* Extracts from a graphics dataset *
-*-
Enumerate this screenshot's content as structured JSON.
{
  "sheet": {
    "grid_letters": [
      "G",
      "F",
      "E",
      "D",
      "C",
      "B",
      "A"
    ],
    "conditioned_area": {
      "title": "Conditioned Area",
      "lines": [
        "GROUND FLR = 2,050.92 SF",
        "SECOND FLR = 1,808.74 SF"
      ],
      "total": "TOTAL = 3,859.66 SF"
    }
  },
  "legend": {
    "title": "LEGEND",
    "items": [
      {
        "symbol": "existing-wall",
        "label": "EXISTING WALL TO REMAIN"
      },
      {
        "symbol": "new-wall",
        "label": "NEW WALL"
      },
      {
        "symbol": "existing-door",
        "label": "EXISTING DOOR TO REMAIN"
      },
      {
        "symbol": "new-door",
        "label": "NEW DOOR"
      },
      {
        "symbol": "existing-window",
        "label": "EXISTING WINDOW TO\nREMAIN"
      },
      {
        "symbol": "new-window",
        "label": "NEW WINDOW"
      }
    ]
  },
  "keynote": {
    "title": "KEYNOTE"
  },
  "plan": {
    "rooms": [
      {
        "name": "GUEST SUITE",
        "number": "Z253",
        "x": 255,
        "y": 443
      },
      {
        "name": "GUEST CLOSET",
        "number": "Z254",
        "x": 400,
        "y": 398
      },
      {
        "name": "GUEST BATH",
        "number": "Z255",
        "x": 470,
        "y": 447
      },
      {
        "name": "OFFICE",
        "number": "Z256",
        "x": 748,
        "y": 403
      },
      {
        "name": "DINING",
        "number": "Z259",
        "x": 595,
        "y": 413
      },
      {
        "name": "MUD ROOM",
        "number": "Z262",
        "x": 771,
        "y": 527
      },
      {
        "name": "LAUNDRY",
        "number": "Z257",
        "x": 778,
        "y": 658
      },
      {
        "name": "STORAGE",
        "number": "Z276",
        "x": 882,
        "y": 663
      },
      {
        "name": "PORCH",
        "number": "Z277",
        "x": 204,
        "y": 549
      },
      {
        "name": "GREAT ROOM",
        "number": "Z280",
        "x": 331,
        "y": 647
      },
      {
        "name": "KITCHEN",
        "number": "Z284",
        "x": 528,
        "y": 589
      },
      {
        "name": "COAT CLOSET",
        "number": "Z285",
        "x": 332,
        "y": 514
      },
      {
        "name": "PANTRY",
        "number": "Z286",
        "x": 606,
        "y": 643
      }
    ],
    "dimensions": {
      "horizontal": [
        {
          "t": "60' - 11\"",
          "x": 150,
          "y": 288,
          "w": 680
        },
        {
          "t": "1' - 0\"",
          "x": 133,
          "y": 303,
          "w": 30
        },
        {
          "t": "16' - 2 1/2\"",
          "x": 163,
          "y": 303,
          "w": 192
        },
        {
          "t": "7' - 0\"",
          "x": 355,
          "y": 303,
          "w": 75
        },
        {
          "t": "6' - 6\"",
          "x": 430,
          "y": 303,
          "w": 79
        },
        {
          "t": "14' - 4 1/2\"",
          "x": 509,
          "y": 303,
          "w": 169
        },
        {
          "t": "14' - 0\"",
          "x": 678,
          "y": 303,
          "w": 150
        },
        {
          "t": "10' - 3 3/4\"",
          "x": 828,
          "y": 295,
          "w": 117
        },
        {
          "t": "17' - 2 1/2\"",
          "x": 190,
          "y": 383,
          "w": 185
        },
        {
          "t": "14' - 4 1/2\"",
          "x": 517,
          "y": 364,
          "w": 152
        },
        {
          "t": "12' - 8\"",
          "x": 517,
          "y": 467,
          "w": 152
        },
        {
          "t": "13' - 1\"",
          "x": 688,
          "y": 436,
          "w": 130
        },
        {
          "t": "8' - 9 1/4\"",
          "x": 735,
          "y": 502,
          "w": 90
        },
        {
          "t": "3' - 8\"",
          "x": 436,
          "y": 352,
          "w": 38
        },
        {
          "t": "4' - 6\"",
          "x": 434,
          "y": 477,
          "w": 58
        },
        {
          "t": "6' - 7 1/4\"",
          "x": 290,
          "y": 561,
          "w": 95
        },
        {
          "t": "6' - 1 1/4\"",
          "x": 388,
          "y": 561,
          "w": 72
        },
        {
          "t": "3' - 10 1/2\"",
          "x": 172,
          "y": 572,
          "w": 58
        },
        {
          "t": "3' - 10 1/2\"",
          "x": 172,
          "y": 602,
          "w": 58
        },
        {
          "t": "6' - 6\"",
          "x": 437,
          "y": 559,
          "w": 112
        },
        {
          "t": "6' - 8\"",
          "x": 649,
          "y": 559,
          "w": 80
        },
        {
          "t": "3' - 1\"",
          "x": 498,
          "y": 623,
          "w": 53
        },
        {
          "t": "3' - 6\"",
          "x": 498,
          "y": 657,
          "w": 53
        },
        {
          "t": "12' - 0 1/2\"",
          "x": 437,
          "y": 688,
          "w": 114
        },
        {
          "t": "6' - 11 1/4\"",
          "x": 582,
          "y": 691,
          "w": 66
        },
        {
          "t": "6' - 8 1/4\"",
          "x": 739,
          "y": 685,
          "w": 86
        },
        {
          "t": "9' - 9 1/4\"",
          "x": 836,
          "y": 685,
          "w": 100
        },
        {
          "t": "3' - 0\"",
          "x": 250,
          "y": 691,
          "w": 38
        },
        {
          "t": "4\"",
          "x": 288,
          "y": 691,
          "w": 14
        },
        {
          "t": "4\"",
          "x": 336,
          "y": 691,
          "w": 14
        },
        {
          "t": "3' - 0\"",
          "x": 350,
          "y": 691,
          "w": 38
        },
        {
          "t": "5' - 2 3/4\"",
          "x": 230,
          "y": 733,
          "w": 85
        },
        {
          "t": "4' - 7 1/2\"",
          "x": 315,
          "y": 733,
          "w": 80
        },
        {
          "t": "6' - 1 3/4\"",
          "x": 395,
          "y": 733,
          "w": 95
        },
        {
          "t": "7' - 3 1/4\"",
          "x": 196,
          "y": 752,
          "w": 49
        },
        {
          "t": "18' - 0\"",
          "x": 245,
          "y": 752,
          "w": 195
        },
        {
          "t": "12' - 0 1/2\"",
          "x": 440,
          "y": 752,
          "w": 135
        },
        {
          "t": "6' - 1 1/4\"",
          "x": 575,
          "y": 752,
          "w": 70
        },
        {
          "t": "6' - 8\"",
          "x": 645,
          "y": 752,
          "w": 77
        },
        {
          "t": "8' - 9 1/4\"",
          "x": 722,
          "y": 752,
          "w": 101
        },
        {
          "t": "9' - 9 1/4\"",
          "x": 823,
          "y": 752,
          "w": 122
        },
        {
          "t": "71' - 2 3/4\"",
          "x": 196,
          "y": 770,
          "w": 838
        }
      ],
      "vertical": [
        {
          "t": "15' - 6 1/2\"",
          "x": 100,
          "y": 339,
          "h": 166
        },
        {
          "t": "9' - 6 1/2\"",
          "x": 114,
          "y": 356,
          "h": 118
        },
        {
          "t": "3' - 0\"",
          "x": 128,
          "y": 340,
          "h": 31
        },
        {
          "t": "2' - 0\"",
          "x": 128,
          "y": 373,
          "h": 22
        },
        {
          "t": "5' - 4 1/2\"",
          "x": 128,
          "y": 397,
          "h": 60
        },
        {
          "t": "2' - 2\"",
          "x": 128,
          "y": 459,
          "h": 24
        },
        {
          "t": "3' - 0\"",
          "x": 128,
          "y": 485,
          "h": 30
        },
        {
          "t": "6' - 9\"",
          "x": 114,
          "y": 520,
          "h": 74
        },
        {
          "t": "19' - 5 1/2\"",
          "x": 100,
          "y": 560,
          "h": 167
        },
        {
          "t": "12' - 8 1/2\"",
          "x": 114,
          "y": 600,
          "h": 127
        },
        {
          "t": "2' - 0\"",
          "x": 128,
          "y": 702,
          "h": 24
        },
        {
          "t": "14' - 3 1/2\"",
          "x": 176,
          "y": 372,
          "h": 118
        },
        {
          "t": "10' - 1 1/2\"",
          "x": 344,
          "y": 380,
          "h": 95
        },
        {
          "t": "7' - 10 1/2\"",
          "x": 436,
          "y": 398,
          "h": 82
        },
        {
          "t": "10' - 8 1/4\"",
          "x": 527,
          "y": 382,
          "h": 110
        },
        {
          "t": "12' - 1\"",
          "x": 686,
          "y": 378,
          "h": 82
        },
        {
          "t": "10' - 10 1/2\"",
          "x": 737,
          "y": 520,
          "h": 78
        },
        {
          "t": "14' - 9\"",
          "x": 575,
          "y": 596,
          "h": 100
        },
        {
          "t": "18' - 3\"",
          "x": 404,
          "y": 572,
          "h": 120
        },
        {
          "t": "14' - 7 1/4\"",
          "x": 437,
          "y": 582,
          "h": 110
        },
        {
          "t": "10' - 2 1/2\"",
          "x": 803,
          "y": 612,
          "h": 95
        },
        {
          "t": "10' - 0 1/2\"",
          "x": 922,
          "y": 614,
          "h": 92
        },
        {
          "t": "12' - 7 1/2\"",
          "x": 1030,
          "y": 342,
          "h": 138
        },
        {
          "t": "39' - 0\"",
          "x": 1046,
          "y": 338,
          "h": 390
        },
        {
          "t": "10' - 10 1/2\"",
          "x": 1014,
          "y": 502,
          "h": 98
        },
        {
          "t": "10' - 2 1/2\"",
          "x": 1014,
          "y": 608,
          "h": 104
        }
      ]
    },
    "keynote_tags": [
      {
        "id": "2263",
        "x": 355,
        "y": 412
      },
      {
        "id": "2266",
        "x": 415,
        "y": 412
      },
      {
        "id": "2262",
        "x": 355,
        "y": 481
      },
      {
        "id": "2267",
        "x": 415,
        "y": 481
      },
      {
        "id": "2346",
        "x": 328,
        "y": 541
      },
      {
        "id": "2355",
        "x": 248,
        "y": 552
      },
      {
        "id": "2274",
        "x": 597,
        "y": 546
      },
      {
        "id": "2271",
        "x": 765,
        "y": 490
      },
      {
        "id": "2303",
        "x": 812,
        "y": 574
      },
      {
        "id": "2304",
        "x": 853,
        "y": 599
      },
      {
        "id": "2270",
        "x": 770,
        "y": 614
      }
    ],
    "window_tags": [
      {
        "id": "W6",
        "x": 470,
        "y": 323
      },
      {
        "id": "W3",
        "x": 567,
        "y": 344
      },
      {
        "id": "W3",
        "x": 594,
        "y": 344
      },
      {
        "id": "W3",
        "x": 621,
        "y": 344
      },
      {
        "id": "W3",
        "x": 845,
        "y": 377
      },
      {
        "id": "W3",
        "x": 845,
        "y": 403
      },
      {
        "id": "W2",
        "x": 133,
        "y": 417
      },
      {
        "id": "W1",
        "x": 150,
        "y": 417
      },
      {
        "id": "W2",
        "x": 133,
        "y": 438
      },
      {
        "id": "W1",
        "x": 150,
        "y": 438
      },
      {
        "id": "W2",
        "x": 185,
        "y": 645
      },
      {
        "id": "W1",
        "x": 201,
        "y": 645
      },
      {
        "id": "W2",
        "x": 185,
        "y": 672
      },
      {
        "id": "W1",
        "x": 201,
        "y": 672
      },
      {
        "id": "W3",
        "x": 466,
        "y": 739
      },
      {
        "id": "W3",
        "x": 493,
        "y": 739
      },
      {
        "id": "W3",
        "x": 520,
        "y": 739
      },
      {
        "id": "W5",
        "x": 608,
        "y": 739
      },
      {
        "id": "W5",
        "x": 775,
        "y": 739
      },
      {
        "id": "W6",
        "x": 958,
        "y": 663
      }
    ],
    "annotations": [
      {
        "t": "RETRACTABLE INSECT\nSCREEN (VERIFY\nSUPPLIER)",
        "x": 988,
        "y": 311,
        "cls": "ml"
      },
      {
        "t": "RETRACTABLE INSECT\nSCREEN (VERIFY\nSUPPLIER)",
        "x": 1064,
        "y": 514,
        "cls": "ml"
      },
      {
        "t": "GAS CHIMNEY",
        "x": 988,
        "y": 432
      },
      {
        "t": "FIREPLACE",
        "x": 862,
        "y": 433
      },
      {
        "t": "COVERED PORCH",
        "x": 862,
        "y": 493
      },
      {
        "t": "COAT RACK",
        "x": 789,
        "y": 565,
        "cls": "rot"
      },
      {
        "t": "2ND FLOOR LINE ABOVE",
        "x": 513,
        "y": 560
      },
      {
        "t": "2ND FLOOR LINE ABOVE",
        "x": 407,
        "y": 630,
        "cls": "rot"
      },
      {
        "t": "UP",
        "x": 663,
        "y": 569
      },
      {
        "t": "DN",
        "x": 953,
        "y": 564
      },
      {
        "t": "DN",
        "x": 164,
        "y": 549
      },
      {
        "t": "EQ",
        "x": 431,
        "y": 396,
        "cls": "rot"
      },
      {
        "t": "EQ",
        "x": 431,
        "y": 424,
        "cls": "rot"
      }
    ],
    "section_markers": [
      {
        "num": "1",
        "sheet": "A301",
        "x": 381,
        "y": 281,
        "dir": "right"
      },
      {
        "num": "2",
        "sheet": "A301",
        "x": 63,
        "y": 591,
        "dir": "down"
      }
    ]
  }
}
-*-
* Direction *
Which lines of the data include "symbol"? Copy each of them.

* Output for this task *
        "symbol": "existing-wall",
        "symbol": "new-wall",
        "symbol": "existing-door",
        "symbol": "new-door",
        "symbol": "existing-window",
        "symbol": "new-window",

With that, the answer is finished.